━━ Document text ━━

It's weird. I am not so good at predicting who Sam and Dean are going to have chemistry with.

It seems to me like Sam and Eileen should have more chemistry, but *shrug.* It's not a must for me, though anyway. I'm sure hubby and I seem more "cute" together than chemistry filled - always were, even in the beginning - and we've been happily married 25 years, together more than 30, so I don't need that honestly, especially in this type of show.

As for Dean versus Sam, I think I commented elsewhere a long time ago that though rare as it may be, there were a few characters where I didn't see much chemistry with Dean, and again, I wouldn't have really predicted it at first glance, nor is this a knock against Dean or Jensen's abilities... it just is.

Anna was one of those, and I would have thought it was the actress playing Anna, but she did seem to have some chemistry for me. Weirdly, it just happened to be with Ruby - go figure. Original flavor Meg was another of those characters. She had - somewhat creepily and guilt-inducingly - much more chemistry with Sam in my opinion. That scene in "Shadow" the two of them have in the warehouse always makes me feel a bit guilty and like a creep, because I think to myself "I know I'm not supposed to find this electrically-charged, but yet I do." Part of it might be because smart Sam gets himself out of that mess, but still...

The second flavor Meg, I don't know. Tough call, and I don't like the forced "comradery" they had with her and Sam in season 8. Ugh, no, and that clouds my judgement.

Then there's Jo. Part of that might be because there wasn't really supposed to be attraction from Dean's side, but part might be the actress. Even in that definitely very disturbing Meg Sam/Jo scene, most of the chemistry - entirely creepy and wrong chemistry, but there nonetheless - I think was coming from Meg Sam / Jared. Nonetheless, I didn't really see any real chemistry between Dean and Jo even later on.

Various Crossroads demons - definitely Dean wins that one in the chemistry department.

Now Bella I don't know about. If I had to pick, I'd say more with Sam than Dean - maybe some because of how she says Sam's name with her accent - but Bella was mostly too about Bella to have much real chemistry with anyone else, in my opinion. She had chemistry with herself maybe? I don't know how to describe it. It was like when she talked to Dean on the phone - chemistry. With Dean in person, ehn not as much. *shrug*

And Rowena. Rowena seems to have more chemistry with Sam - dismayingly for me, because as awesome as Rowena is, she's also awful, and I wouldn't want Sam to go there again (Ruby was enough).

Sam may be attracted to the bad girls sometimes, but he really, really shouldn't go there. With any bad girl. At all. Potentially voooop, right over the edge.

Now so as to not make it seem like I have some female character obsession, the men...

Now with Crowley, I would have at first said Sam due to the antagonistic back and forth thing they had going - that scene in the church between them in the season 8 finale was all sorts of chemistry for me, but Dean - at least MOC and Demon Dean - edges that out. Regular flavor though - I'd still now say Sam, but not by much. But Sam does put the S-A-M in S&M, so...

━━━
━━ Recorded information ━━

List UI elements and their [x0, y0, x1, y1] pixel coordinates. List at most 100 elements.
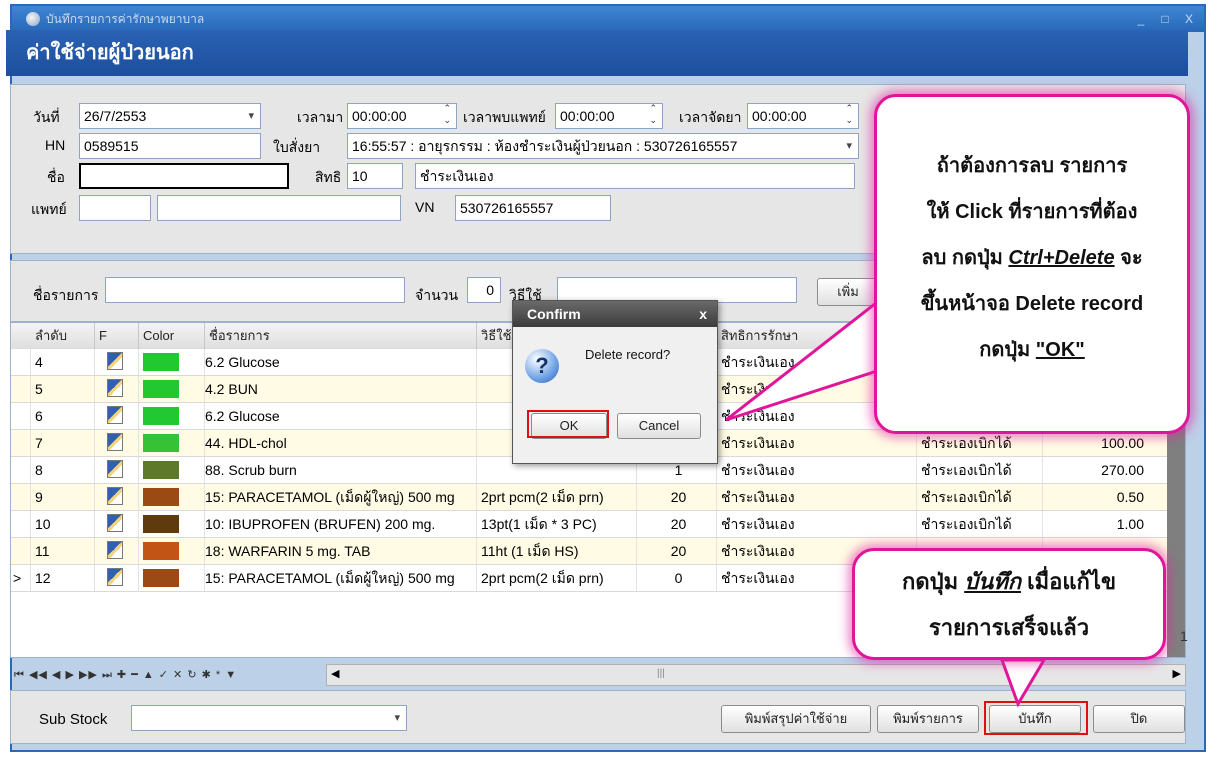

━━━

→ **Exercise goal**: Reproduce the passage of the post on Sam and Dean's chemistry with other characters between "It's weird. I" and "it just is.", inclusive. The material has no connection to the post on Sam and Dean's chemistry with other characters.

→ **Output for this task**:
It's weird. I am not so good at predicting who Sam and Dean are going to have chemistry with.

It seems to me like Sam and Eileen should have more chemistry, but *shrug.* It's not a must for me, though anyway. I'm sure hubby and I seem more "cute" together than chemistry filled - always were, even in the beginning - and we've been happily married 25 years, together more than 30, so I don't need that honestly, especially in this type of show.

As for Dean versus Sam, I think I commented elsewhere a long time ago that though rare as it may be, there were a few characters where I didn't see much chemistry with Dean, and again, I wouldn't have really predicted it at first glance, nor is this a knock against Dean or Jensen's abilities... it just is.